(Recorded data)
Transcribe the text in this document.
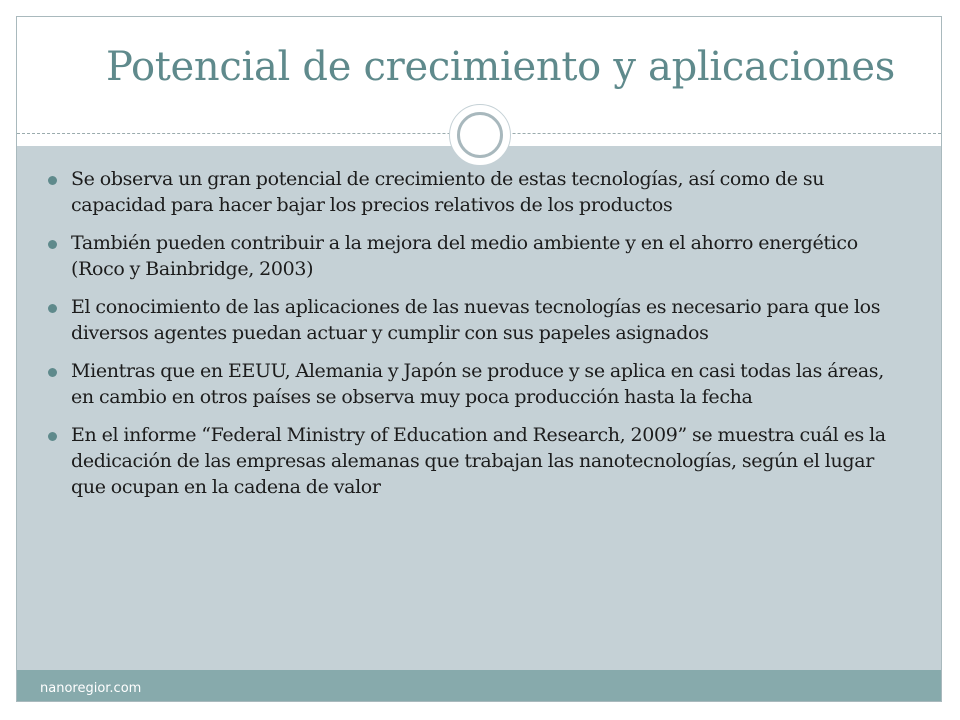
Potencial de crecimiento y aplicaciones
nanoregior.com
Se observa un gran potencial de crecimiento de estas tecnologías, así como de su capacidad para hacer bajar los precios relativos de los productos
También pueden contribuir a la mejora del medio ambiente y en el ahorro energético (Roco y Bainbridge, 2003)
El conocimiento de las aplicaciones de las nuevas tecnologías es necesario para que los diversos agentes puedan actuar y cumplir con sus papeles asignados
Mientras que en EEUU, Alemania y Japón se produce y se aplica en casi todas las áreas, en cambio en otros países se observa muy poca producción hasta la fecha
En el informe “Federal Ministry of Education and Research, 2009” se muestra cuál es la dedicación de las empresas alemanas que trabajan las nanotecnologías, según el lugar que ocupan en la cadena de valor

» **THE EXERCISE**
Which lines contain the word "crecimiento"? Copy each of them.

» **RESPONSE FOR THIS EXERCISE**
Potencial de crecimiento y aplicaciones
Se observa un gran potencial de crecimiento de estas tecnologías, así como de su capacidad para hacer bajar los precios relativos de los productos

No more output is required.